THE REQUEST:
Gather from the listing below each line that includes the word "Test", and copy it.
►
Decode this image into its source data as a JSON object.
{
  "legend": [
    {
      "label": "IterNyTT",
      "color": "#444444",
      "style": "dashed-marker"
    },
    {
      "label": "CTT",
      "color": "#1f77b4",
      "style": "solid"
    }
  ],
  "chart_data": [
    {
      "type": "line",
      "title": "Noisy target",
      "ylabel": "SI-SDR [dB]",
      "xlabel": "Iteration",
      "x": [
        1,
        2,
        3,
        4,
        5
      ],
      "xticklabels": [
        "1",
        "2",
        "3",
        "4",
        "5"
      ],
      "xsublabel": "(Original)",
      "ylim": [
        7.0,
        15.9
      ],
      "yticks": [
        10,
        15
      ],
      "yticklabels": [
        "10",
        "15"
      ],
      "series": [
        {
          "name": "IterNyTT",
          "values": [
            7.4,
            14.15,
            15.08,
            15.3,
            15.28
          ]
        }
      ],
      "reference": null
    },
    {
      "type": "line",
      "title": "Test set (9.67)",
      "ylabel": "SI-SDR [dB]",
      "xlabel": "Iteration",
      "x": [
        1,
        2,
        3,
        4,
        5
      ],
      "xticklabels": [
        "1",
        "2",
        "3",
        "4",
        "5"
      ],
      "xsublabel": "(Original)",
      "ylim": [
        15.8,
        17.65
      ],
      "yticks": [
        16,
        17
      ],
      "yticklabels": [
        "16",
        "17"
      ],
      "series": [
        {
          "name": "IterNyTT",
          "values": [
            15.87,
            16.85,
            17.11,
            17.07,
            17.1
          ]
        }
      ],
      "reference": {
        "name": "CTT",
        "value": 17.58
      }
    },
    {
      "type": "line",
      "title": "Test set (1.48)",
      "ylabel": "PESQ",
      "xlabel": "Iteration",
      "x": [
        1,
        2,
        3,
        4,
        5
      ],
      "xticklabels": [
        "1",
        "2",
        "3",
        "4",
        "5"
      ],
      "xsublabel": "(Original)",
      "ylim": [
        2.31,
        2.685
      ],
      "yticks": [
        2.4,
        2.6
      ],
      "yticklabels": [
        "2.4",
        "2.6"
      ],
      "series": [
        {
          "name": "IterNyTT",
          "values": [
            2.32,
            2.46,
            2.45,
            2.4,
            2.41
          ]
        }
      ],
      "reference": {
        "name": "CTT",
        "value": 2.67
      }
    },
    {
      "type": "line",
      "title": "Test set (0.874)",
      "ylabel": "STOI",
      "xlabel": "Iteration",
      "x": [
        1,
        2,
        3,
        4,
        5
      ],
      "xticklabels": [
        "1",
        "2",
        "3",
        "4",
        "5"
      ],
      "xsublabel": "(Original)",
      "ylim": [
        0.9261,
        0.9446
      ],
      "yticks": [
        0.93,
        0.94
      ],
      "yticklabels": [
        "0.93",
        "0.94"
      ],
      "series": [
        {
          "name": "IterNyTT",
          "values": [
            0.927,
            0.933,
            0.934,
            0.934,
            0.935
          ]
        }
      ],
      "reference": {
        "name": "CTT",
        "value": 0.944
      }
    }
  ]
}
◄
TASK SOLUTION:
      "title": "Test set (9.67)",
      "title": "Test set (1.48)",
      "title": "Test set (0.874)",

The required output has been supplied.